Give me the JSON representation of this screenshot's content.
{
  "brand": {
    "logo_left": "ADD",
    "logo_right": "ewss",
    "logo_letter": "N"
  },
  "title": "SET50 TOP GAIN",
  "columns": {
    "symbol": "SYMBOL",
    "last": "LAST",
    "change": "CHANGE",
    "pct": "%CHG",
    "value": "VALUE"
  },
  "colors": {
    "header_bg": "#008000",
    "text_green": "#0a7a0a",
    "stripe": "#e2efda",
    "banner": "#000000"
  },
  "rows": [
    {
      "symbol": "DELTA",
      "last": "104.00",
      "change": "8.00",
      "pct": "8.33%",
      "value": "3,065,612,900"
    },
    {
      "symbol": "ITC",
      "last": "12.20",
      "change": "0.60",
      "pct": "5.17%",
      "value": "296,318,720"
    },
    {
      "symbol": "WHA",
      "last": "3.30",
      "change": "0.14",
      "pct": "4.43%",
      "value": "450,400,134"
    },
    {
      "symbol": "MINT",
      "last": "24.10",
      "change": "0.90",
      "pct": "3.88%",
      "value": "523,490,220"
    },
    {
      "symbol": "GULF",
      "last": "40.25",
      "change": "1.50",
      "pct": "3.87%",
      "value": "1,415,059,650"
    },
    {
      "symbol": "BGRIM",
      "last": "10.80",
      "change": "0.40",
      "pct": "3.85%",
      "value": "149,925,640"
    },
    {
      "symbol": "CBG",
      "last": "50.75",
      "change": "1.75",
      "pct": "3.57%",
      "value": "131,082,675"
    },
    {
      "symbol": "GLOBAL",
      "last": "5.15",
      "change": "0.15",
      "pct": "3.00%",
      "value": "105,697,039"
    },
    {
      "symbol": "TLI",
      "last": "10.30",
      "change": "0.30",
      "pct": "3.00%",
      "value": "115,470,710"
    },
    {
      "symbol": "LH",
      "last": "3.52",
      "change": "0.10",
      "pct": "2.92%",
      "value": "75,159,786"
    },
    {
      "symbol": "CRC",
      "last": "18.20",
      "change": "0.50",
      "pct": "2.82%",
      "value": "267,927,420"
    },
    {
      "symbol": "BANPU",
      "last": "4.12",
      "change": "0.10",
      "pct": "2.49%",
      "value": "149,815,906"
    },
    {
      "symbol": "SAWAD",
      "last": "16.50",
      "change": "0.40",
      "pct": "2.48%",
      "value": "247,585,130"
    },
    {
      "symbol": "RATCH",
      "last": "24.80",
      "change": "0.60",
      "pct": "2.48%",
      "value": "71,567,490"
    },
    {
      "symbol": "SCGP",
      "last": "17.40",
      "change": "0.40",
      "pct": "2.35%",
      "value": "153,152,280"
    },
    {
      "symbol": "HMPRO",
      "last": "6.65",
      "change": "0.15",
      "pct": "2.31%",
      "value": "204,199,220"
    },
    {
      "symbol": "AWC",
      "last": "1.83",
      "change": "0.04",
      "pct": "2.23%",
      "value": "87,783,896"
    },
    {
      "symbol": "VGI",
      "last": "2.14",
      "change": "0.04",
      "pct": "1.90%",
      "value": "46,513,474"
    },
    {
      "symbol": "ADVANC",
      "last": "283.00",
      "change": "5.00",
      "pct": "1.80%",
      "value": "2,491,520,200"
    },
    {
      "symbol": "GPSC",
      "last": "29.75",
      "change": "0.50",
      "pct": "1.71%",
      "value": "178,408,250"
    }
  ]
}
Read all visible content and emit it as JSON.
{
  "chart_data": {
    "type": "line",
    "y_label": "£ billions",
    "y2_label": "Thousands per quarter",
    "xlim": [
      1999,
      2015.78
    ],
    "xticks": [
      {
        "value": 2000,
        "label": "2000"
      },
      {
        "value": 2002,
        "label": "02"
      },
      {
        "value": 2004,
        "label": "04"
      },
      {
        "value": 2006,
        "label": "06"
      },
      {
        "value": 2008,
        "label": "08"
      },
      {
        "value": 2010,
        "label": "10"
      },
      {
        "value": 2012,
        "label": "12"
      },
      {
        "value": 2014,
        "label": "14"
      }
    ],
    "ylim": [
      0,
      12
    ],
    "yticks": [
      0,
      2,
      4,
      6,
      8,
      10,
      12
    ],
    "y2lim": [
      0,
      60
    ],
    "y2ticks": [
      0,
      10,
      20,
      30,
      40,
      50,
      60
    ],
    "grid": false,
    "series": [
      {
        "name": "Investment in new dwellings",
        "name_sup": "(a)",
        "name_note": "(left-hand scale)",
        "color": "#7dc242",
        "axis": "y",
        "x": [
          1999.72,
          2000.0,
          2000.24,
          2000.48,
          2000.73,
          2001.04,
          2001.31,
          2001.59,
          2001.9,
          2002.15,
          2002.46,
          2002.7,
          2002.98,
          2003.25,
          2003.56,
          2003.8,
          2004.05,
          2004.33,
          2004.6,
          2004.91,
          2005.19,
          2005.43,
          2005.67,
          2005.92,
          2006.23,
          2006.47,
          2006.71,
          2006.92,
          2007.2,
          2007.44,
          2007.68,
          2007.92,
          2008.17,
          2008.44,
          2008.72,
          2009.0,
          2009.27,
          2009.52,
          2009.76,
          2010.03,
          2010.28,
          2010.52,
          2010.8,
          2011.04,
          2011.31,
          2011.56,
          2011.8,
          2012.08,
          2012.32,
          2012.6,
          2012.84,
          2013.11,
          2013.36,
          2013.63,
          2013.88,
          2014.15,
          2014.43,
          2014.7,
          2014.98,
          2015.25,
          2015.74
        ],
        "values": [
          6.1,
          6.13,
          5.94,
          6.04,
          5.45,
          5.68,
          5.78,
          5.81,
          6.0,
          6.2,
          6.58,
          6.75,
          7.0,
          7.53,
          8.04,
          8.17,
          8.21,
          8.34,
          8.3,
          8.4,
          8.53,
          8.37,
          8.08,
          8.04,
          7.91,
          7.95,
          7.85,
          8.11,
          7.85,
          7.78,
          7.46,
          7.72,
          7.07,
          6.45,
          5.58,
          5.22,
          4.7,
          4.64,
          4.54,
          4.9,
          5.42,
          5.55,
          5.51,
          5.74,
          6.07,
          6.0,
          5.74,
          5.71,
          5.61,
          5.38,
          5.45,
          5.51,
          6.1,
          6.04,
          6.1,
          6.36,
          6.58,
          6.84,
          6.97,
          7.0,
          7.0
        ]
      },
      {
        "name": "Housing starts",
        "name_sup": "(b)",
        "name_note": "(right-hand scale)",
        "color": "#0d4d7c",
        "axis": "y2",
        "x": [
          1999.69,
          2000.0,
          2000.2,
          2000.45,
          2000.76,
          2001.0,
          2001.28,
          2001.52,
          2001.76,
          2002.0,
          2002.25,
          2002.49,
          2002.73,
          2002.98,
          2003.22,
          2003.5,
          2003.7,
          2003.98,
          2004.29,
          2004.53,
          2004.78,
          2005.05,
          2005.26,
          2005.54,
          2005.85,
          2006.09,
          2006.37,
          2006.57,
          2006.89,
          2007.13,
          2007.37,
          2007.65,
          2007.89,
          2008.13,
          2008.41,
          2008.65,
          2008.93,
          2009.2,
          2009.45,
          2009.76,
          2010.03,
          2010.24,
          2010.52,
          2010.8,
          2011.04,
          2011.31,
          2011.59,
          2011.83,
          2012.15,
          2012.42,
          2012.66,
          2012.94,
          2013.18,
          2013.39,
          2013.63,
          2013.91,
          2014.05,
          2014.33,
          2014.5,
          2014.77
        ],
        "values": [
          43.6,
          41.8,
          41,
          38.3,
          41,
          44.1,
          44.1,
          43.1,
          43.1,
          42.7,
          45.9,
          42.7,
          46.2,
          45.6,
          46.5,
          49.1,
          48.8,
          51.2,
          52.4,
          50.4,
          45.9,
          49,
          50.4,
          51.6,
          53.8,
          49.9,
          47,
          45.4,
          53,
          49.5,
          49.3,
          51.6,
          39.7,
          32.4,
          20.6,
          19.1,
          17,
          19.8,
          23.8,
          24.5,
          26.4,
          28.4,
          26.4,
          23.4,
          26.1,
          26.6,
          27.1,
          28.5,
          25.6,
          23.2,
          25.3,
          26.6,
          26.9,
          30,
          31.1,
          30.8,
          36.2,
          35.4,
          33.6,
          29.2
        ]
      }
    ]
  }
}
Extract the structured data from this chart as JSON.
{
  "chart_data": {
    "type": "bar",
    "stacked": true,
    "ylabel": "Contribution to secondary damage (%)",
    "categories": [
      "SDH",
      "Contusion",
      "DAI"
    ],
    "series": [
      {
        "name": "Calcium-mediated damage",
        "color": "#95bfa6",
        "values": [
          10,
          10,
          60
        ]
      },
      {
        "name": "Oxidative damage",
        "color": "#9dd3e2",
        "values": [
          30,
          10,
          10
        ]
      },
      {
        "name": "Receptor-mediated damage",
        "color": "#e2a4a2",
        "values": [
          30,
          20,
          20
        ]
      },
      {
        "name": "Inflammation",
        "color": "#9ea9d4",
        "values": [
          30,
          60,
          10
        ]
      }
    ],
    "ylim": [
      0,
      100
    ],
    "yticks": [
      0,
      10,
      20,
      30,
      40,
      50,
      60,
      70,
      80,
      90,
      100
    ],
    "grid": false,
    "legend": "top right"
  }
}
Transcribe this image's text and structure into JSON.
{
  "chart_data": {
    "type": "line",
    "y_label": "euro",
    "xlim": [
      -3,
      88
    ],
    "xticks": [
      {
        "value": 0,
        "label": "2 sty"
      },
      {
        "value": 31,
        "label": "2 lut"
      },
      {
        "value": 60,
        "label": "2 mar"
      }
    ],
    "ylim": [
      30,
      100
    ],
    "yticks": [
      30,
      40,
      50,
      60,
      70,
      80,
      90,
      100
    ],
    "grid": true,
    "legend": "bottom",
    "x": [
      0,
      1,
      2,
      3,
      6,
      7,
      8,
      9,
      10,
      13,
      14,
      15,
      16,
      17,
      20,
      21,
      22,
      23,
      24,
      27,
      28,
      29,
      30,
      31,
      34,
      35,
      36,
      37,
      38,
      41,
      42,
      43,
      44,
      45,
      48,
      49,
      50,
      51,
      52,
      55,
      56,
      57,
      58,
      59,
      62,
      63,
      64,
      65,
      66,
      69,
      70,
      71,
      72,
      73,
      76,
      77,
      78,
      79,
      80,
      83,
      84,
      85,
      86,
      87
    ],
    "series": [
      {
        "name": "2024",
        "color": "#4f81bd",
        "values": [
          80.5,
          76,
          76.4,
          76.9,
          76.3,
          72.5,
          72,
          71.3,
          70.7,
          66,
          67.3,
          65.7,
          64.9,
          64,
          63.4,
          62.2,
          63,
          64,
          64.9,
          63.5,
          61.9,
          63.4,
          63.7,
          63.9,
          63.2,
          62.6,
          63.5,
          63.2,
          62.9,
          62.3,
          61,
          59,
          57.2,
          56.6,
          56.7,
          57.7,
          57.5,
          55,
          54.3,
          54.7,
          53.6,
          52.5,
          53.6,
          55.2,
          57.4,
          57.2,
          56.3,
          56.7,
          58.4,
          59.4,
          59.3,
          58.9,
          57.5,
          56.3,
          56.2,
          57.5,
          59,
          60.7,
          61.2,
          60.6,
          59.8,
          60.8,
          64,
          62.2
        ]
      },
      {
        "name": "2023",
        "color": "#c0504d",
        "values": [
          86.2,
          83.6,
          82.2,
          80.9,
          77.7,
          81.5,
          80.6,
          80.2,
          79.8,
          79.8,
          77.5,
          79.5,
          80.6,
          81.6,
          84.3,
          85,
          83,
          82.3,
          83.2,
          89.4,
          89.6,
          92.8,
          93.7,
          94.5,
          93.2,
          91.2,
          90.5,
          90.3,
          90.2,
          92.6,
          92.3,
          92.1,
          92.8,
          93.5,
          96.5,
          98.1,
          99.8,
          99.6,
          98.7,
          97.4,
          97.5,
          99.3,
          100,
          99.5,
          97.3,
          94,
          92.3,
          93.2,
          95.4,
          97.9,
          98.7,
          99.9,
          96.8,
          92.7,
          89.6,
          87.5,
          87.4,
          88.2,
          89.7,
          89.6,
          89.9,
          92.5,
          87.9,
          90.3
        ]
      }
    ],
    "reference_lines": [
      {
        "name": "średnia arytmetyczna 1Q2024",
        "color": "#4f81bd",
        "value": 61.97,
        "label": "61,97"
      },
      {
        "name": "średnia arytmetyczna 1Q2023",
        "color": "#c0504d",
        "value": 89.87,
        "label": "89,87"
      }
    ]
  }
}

Prompt:
From the data, collect all lines where the string "mediated" appears.

Problem solution:
        "name": "Calcium-mediated damage",
        "name": "Receptor-mediated damage",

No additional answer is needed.